◆ Dataset excerpts:
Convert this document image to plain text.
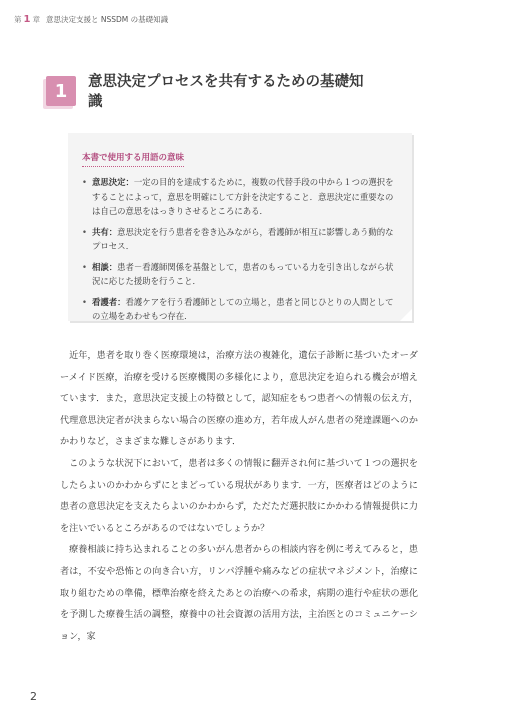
第 1 章 意思決定支援と NSSDM の基礎知識
1	意思決定プロセスを共有するための基礎知識
本書で使用する用語の意味
• 意思決定：一定の目的を達成するために，複数の代替手段の中から１つの選択をすることによって，意思を明確にして方針を決定すること．意思決定に重要なのは自己の意思をはっきりさせるところにある．
• 共有：意思決定を行う患者を巻き込みながら，看護師が相互に影響しあう動的なプロセス．
• 相談：患者－看護師関係を基盤として，患者のもっている力を引き出しながら状況に応じた援助を行うこと．
• 看護者：看護ケアを行う看護師としての立場と，患者と同じひとりの人間としての立場をあわせもつ存在．

近年，患者を取り巻く医療環境は，治療方法の複雑化，遺伝子診断に基づいたオーダーメイド医療，治療を受ける医療機関の多様化により，意思決定を迫られる機会が増えています．また，意思決定支援上の特徴として，認知症をもつ患者への情報の伝え方，代理意思決定者が決まらない場合の医療の進め方，若年成人がん患者の発達課題へのかかわりなど，さまざまな難しさがあります．

このような状況下において，患者は多くの情報に翻弄され何に基づいて１つの選択をしたらよいのかわからずにとまどっている現状があります．一方，医療者はどのように患者の意思決定を支えたらよいのかわからず，ただただ選択肢にかかわる情報提供に力を注いでいるところがあるのではないでしょうか？

療養相談に持ち込まれることの多いがん患者からの相談内容を例に考えてみると，患者は，不安や恐怖との向き合い方，リンパ浮腫や痛みなどの症状マネジメント，治療に取り組むための準備，標準治療を終えたあとの治療への希求，病期の進行や症状の悪化を予測した療養生活の調整，療養中の社会資源の活用方法，主治医とのコミュニケーション，家

2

◆ Work to be completed: Your copy should repeat each entry above exactly but contain no pictures.

◆ Response to this task:
Convert this document image to plain text.
第 1 章 意思決定支援と NSSDM の基礎知識
1	意思決定プロセスを共有するための基礎知識
本書で使用する用語の意味
• 意思決定：一定の目的を達成するために，複数の代替手段の中から１つの選択をすることによって，意思を明確にして方針を決定すること．意思決定に重要なのは自己の意思をはっきりさせるところにある．
• 共有：意思決定を行う患者を巻き込みながら，看護師が相互に影響しあう動的なプロセス．
• 相談：患者－看護師関係を基盤として，患者のもっている力を引き出しながら状況に応じた援助を行うこと．
• 看護者：看護ケアを行う看護師としての立場と，患者と同じひとりの人間としての立場をあわせもつ存在．

近年，患者を取り巻く医療環境は，治療方法の複雑化，遺伝子診断に基づいたオーダーメイド医療，治療を受ける医療機関の多様化により，意思決定を迫られる機会が増えています．また，意思決定支援上の特徴として，認知症をもつ患者への情報の伝え方，代理意思決定者が決まらない場合の医療の進め方，若年成人がん患者の発達課題へのかかわりなど，さまざまな難しさがあります．

このような状況下において，患者は多くの情報に翻弄され何に基づいて１つの選択をしたらよいのかわからずにとまどっている現状があります．一方，医療者はどのように患者の意思決定を支えたらよいのかわからず，ただただ選択肢にかかわる情報提供に力を注いでいるところがあるのではないでしょうか？

療養相談に持ち込まれることの多いがん患者からの相談内容を例に考えてみると，患者は，不安や恐怖との向き合い方，リンパ浮腫や痛みなどの症状マネジメント，治療に取り組むための準備，標準治療を終えたあとの治療への希求，病期の進行や症状の悪化を予測した療養生活の調整，療養中の社会資源の活用方法，主治医とのコミュニケーション，家

2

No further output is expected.